--- START OF DATA LINES ---

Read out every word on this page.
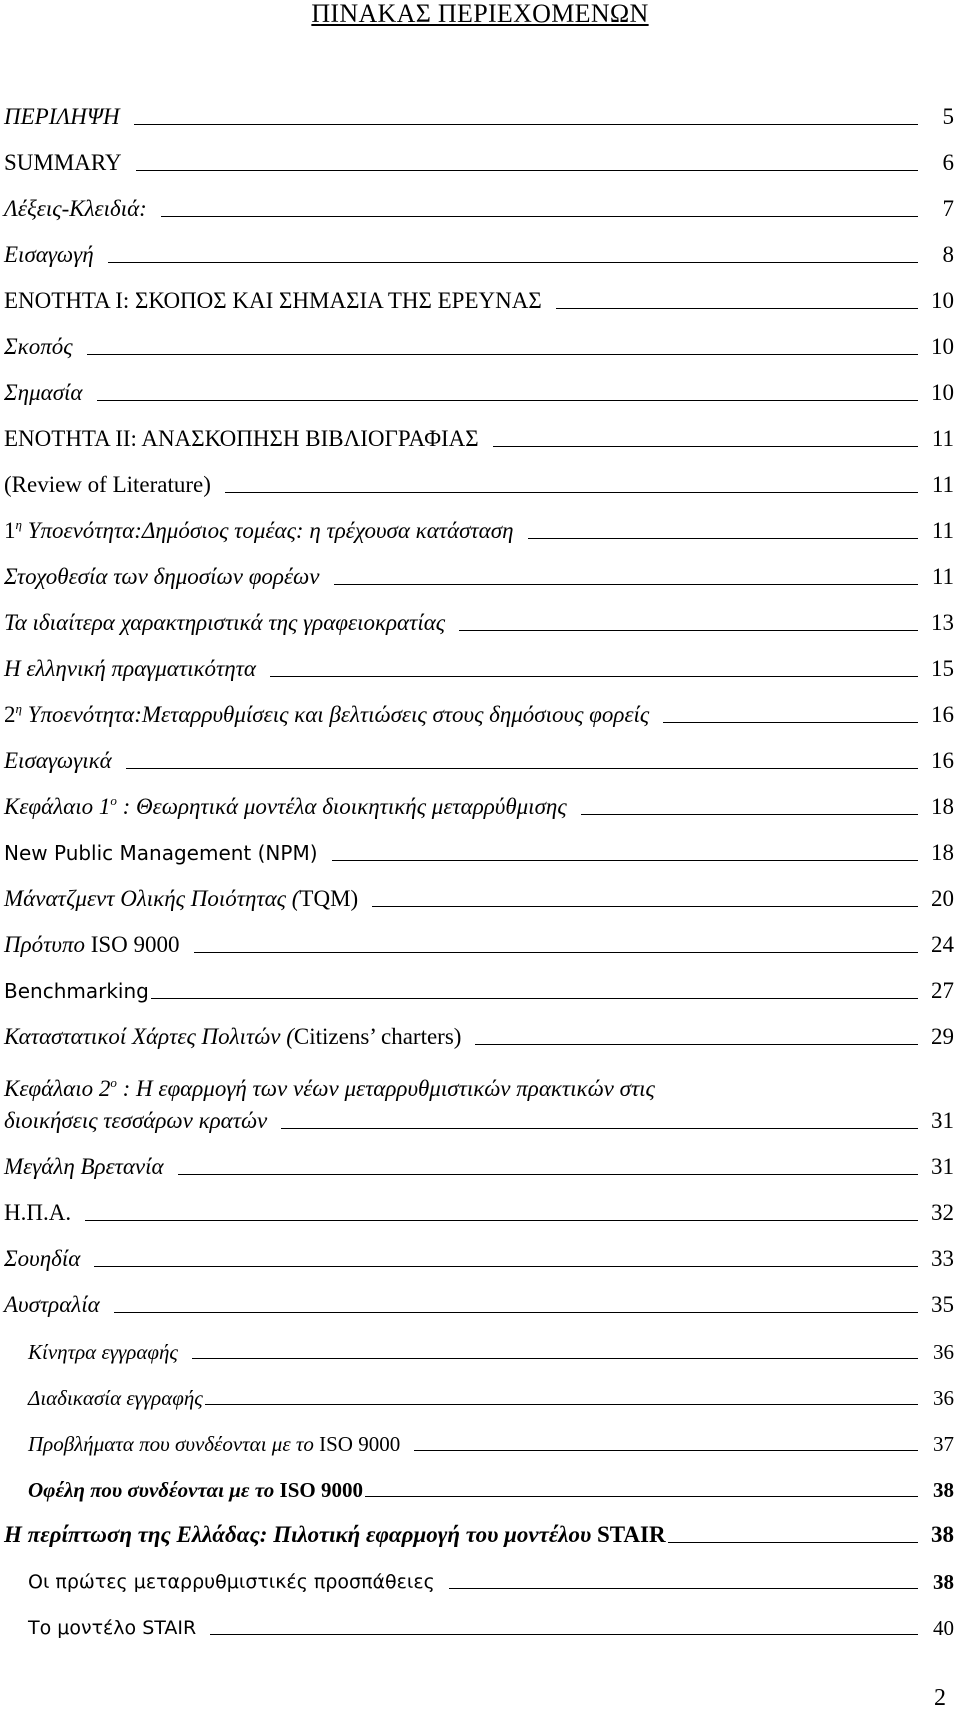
ΠΙΝΑΚΑΣ ΠΕΡΙΕΧΟΜΕΝΩΝ
ΠΕΡΙΛΗΨΗ	5
SUMMARY	6
Λέξεις-Κλειδιά:	7
Εισαγωγή	8
ΕΝΟΤΗΤΑ Ι: ΣΚΟΠΟΣ ΚΑΙ ΣΗΜΑΣΙΑ ΤΗΣ ΕΡΕΥΝΑΣ	10
Σκοπός	10
Σημασία	10
ΕΝΟΤΗΤΑ ΙΙ: ΑΝΑΣΚΟΠΗΣΗ ΒΙΒΛΙΟΓΡΑΦΙΑΣ	11
(Review of Literature)	11
$1^\eta$ Υποενότητα:Δημόσιος τομέας: η τρέχουσα κατάσταση	11
Στοχοθεσία των δημοσίων φορέων	11
Τα ιδιαίτερα χαρακτηριστικά της γραφειοκρατίας	13
Η ελληνική πραγματικότητα	15
$2^\eta$ Υποενότητα:Μεταρρυθμίσεις και βελτιώσεις στους δημόσιους φορείς	16
Εισαγωγικά	16
Κεφάλαιο $1^o$ : Θεωρητικά μοντέλα διοικητικής μεταρρύθμισης	18
New Public Management (NPM)	18
Μάνατζμεντ Ολικής Ποιότητας (TQM)	20
Πρότυπο ISO 9000	24
Benchmarking	27
Καταστατικοί Χάρτες Πολιτών (Citizens’ charters)	29
Κεφάλαιο $2^o$ : Η εφαρμογή των νέων μεταρρυθμιστικών πρακτικών στις
διοικήσεις τεσσάρων κρατών	31
Μεγάλη Βρετανία	31
Η.Π.Α.	32
Σουηδία	33
Αυστραλία	35
Κίνητρα εγγραφής	36
Διαδικασία εγγραφής	36
Προβλήματα που συνδέονται με το ISO 9000	37
Οφέλη που συνδέονται με το ISO 9000	38
Η περίπτωση της Ελλάδας: Πιλοτική εφαρμογή του μοντέλου STAIR	38
Οι πρώτες μεταρρυθμιστικές προσπάθειες	38
Το μοντέλο STAIR	40
2
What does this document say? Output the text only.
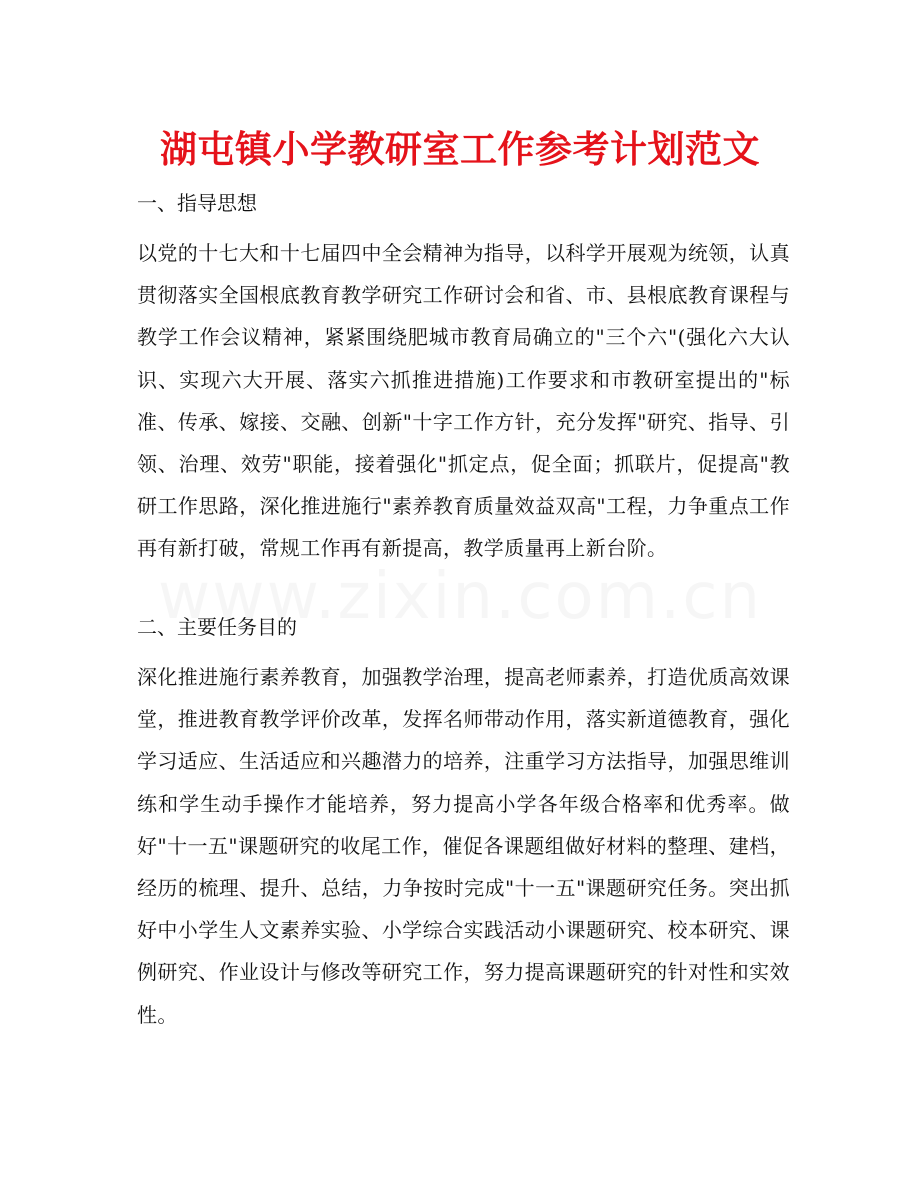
湖屯镇小学教研室工作参考计划范文
一、指导思想

以党的十七大和十七届四中全会精神为指导，以科学开展观为统领，认真贯彻落实全国根底教育教学研究工作研讨会和省、市、县根底教育课程与教学工作会议精神，紧紧围绕肥城市教育局确立的"三个六"(强化六大认识、实现六大开展、落实六抓推进措施)工作要求和市教研室提出的"标准、传承、嫁接、交融、创新"十字工作方针，充分发挥"研究、指导、引领、治理、效劳"职能，接着强化"抓定点，促全面；抓联片，促提高"教研工作思路，深化推进施行"素养教育质量效益双高"工程，力争重点工作再有新打破，常规工作再有新提高，教学质量再上新台阶。

二、主要任务目的

深化推进施行素养教育，加强教学治理，提高老师素养，打造优质高效课堂，推进教育教学评价改革，发挥名师带动作用，落实新道德教育，强化学习适应、生活适应和兴趣潜力的培养，注重学习方法指导，加强思维训练和学生动手操作才能培养，努力提高小学各年级合格率和优秀率。做好"十一五"课题研究的收尾工作，催促各课题组做好材料的整理、建档，经历的梳理、提升、总结，力争按时完成"十一五"课题研究任务。突出抓好中小学生人文素养实验、小学综合实践活动小课题研究、校本研究、课例研究、作业设计与修改等研究工作，努力提高课题研究的针对性和实效性。
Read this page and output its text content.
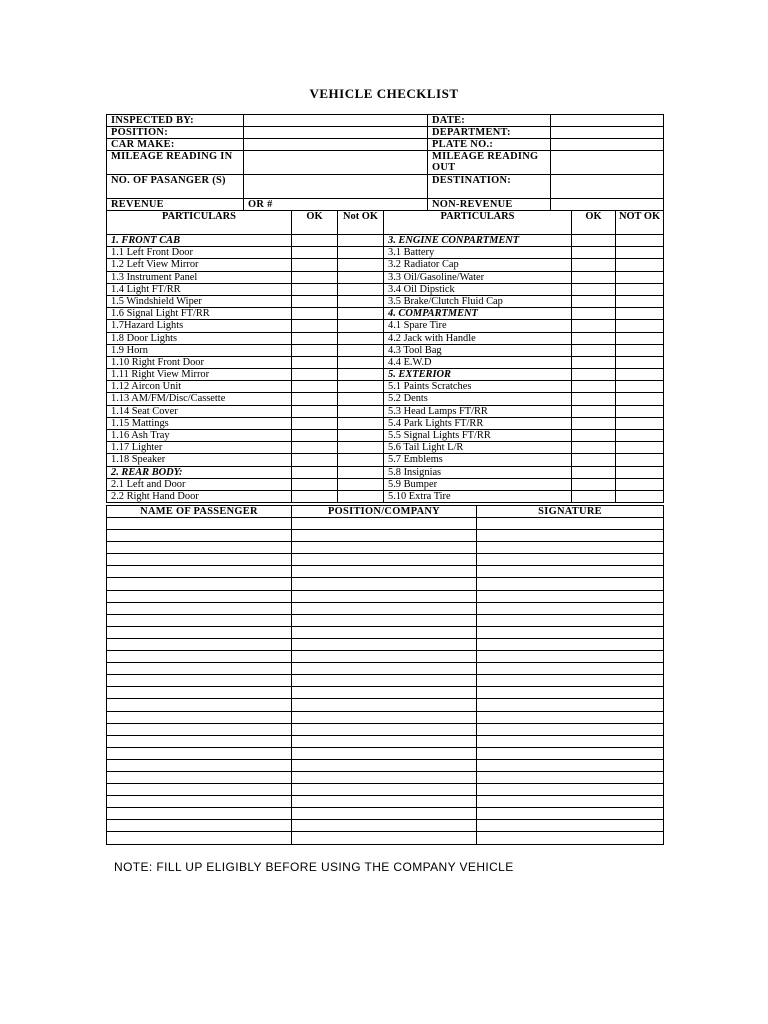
VEHICLE CHECKLIST
INSPECTED BY:		DATE:	
POSITION:		DEPARTMENT:	
CAR MAKE:		PLATE NO.:	
MILEAGE READING IN		MILEAGE READING OUT	
NO. OF PASANGER (S)		DESTINATION:	
REVENUE	OR #	NON-REVENUE	
PARTICULARS	OK	Not OK	PARTICULARS	OK	NOT OK
1. FRONT CAB			3. ENGINE CONPARTMENT		
1.1 Left Front Door			3.1 Battery		
1.2 Left View Mirror			3.2 Radiator Cap		
1.3 Instrument Panel			3.3 Oil/Gasoline/Water		
1.4 Light FT/RR			3.4 Oil Dipstick		
1.5 Windshield Wiper			3.5 Brake/Clutch Fluid Cap		
1.6 Signal Light FT/RR			4. COMPARTMENT		
1.7Hazard Lights			4.1 Spare Tire		
1.8 Door Lights			4.2 Jack with Handle		
1.9 Horn			4.3 Tool Bag		
1.10 Right Front Door			4.4 E.W.D		
1.11 Right View Mirror			5. EXTERIOR		
1.12 Aircon Unit			5.1 Paints Scratches		
1.13 AM/FM/Disc/Cassette			5.2 Dents		
1.14 Seat Cover			5.3 Head Lamps FT/RR		
1.15 Mattings			5.4 Park Lights FT/RR		
1.16 Ash Tray			5.5 Signal Lights FT/RR		
1.17 Lighter			5.6 Tail Light L/R		
1.18 Speaker			5.7 Emblems		
2. REAR BODY:			5.8 Insignias		
2.1 Left and Door			5.9 Bumper		
2.2 Right Hand Door			5.10 Extra Tire		
NAME OF PASSENGER	POSITION/COMPANY	SIGNATURE

NOTE: FILL UP ELIGIBLY BEFORE USING THE COMPANY VEHICLE
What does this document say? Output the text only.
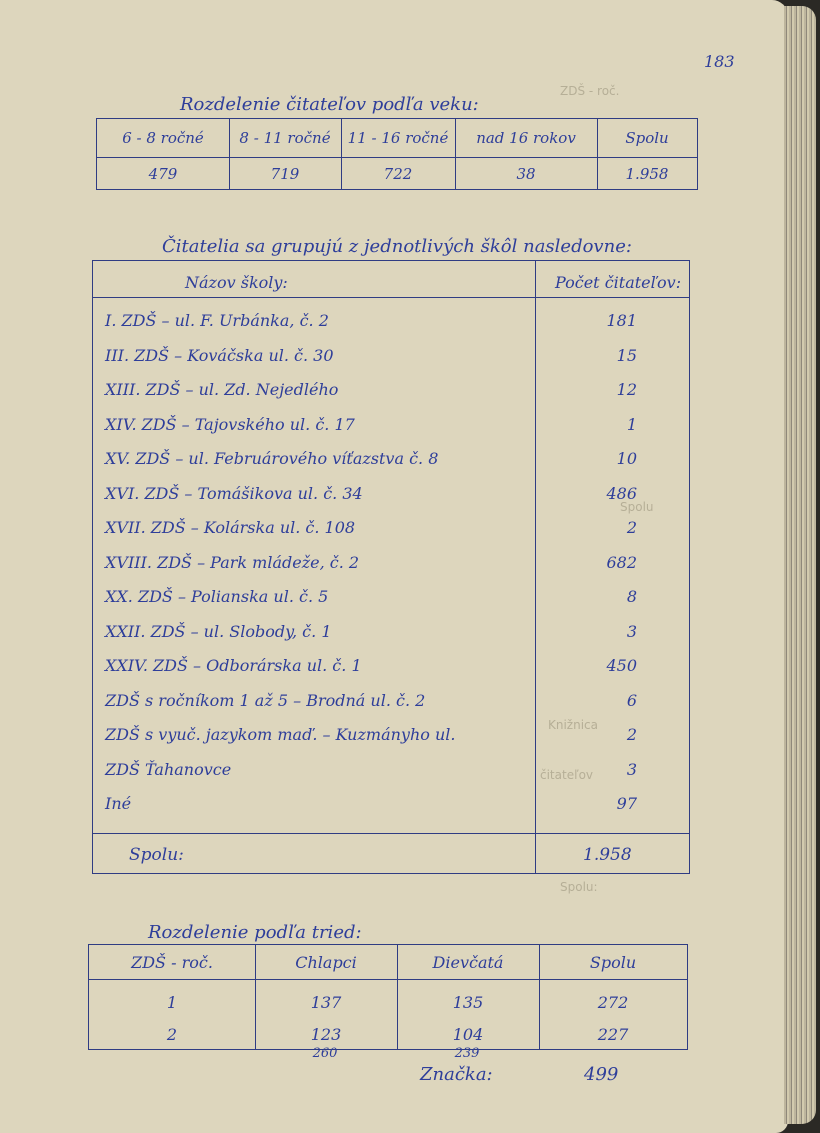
ZDŠ - roč.
Spolu
Knižnica
čitateľov
Spolu:
183
Rozdelenie čitateľov podľa veku:
6 - 8 ročné	8 - 11 ročné	11 - 16 ročné	nad 16 rokov	Spolu
479	719	722	38	1.958
Čitatelia sa grupujú z jednotlivých škôl nasledovne:
Názov školy:	Počet čitateľov:
I. ZDŠ – ul. F. Urbánka, č. 2	181
III. ZDŠ – Kováčska ul. č. 30	15
XIII. ZDŠ – ul. Zd. Nejedlého	12
XIV. ZDŠ – Tajovského ul. č. 17	1
XV. ZDŠ – ul. Februárového víťazstva č. 8	10
XVI. ZDŠ – Tomášikova ul. č. 34	486
XVII. ZDŠ – Kolárska ul. č. 108	2
XVIII. ZDŠ – Park mládeže, č. 2	682
XX. ZDŠ – Polianska ul. č. 5	8
XXII. ZDŠ – ul. Slobody, č. 1	3
XXIV. ZDŠ – Odborárska ul. č. 1	450
ZDŠ s ročníkom 1 až 5 – Brodná ul. č. 2	6
ZDŠ s vyuč. jazykom maď. – Kuzmányho ul.	2
ZDŠ Ťahanovce	3
Iné	97
Spolu:	1.958
Rozdelenie podľa tried:
ZDŠ - roč.	Chlapci	Dievčatá	Spolu
1	137	135	272
2	123	104	227
260	239
Značka:	499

--- END OF DATA LINES ---

Using the listing above, show every line that includes the string "Left".

1.1 Left Front Door			3.1 Battery		
1.2 Left View Mirror			3.2 Radiator Cap		
2.1 Left and Door			5.9 Bumper		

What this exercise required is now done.